> **Your instructions**
Write out every entry precisely as given, leaving the pictures out.

> **Records supplied**
— start —

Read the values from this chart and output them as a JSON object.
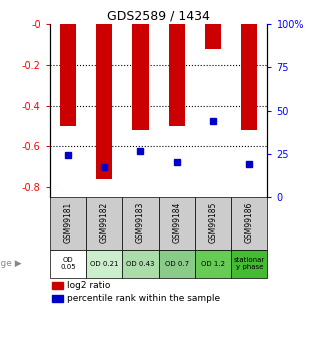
{
  "title": "GDS2589 / 1434",
  "samples": [
    "GSM99181",
    "GSM99182",
    "GSM99183",
    "GSM99184",
    "GSM99185",
    "GSM99186"
  ],
  "log2_ratio": [
    -0.5,
    -0.76,
    -0.52,
    -0.5,
    -0.12,
    -0.52
  ],
  "percentile_rank": [
    0.245,
    0.175,
    0.265,
    0.205,
    0.44,
    0.19
  ],
  "bar_color": "#cc0000",
  "dot_color": "#0000cc",
  "ylim_left": [
    -0.85,
    0.0
  ],
  "ylim_right": [
    0,
    1.0
  ],
  "yticks_left": [
    0.0,
    -0.2,
    -0.4,
    -0.6,
    -0.8
  ],
  "ytick_labels_left": [
    "-0",
    "-0.2",
    "-0.4",
    "-0.6",
    "-0.8"
  ],
  "yticks_right": [
    0.0,
    0.25,
    0.5,
    0.75,
    1.0
  ],
  "ytick_labels_right": [
    "0",
    "25",
    "50",
    "75",
    "100%"
  ],
  "age_labels": [
    "OD\n0.05",
    "OD 0.21",
    "OD 0.43",
    "OD 0.7",
    "OD 1.2",
    "stationar\ny phase"
  ],
  "age_bg_colors": [
    "#ffffff",
    "#bbeeaa",
    "#88dd88",
    "#66cc66",
    "#44cc44",
    "#22bb22"
  ],
  "sample_bg_color": "#cccccc",
  "legend_items": [
    "log2 ratio",
    "percentile rank within the sample"
  ]
}
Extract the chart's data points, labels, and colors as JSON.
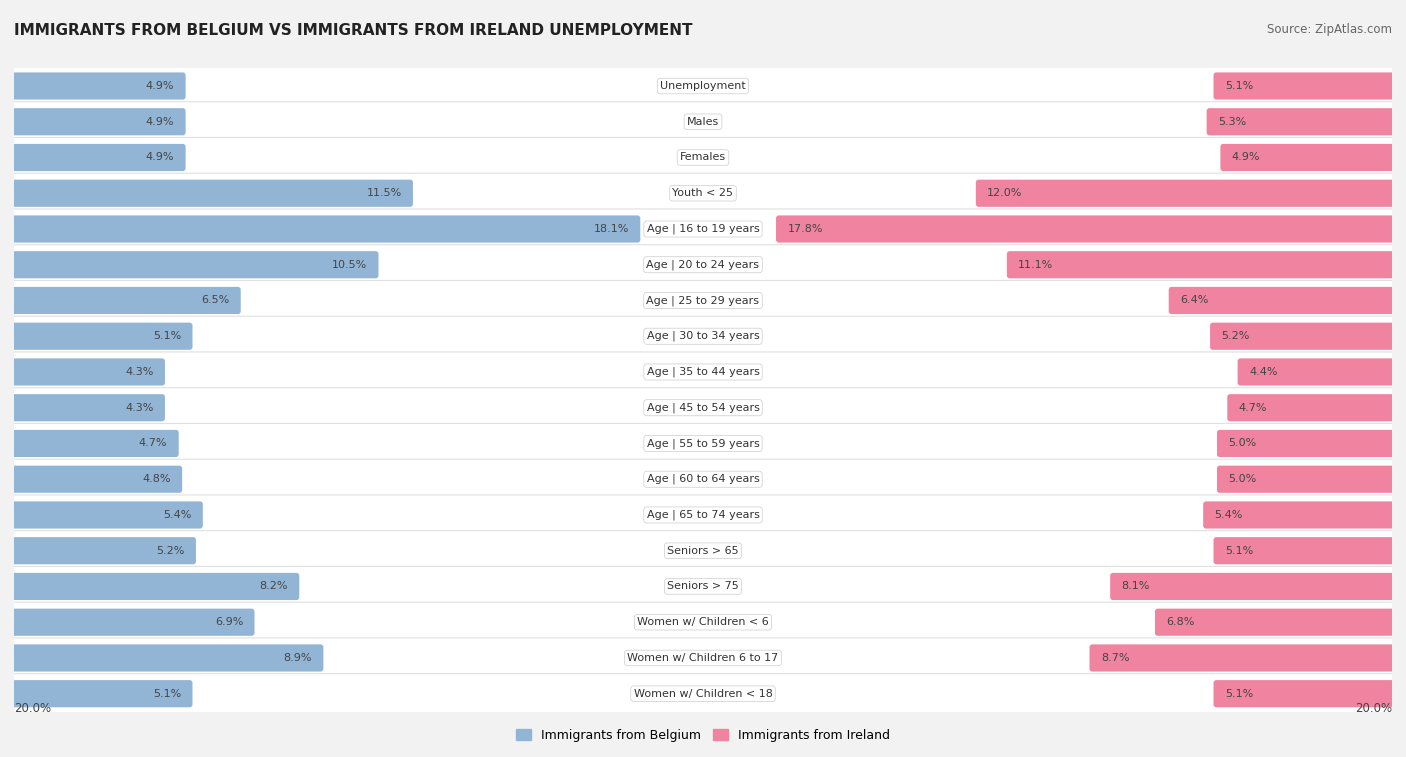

— end —

> **Task solution**
Read the values from this chart and output them as a JSON object.
{
  "title": "GDS2589 / 1434",
  "samples": [
    "GSM99181",
    "GSM99182",
    "GSM99183",
    "GSM99184",
    "GSM99185",
    "GSM99186"
  ],
  "log2_ratio": [
    -0.5,
    -0.76,
    -0.52,
    -0.5,
    -0.12,
    -0.52
  ],
  "percentile_rank": [
    0.245,
    0.175,
    0.265,
    0.205,
    0.44,
    0.19
  ],
  "bar_color": "#cc0000",
  "dot_color": "#0000cc",
  "ylim_left": [
    -0.85,
    0.0
  ],
  "ylim_right": [
    0,
    1.0
  ],
  "yticks_left": [
    0.0,
    -0.2,
    -0.4,
    -0.6,
    -0.8
  ],
  "ytick_labels_left": [
    "-0",
    "-0.2",
    "-0.4",
    "-0.6",
    "-0.8"
  ],
  "yticks_right": [
    0.0,
    0.25,
    0.5,
    0.75,
    1.0
  ],
  "ytick_labels_right": [
    "0",
    "25",
    "50",
    "75",
    "100%"
  ],
  "age_labels": [
    "OD\n0.05",
    "OD 0.21",
    "OD 0.43",
    "OD 0.7",
    "OD 1.2",
    "stationar\ny phase"
  ],
  "age_bg_colors": [
    "#ffffff",
    "#bbeeaa",
    "#88dd88",
    "#66cc66",
    "#44cc44",
    "#22bb22"
  ],
  "sample_bg_color": "#cccccc",
  "legend_items": [
    "log2 ratio",
    "percentile rank within the sample"
  ]
}
Extract the chart's data points, labels, and colors as JSON.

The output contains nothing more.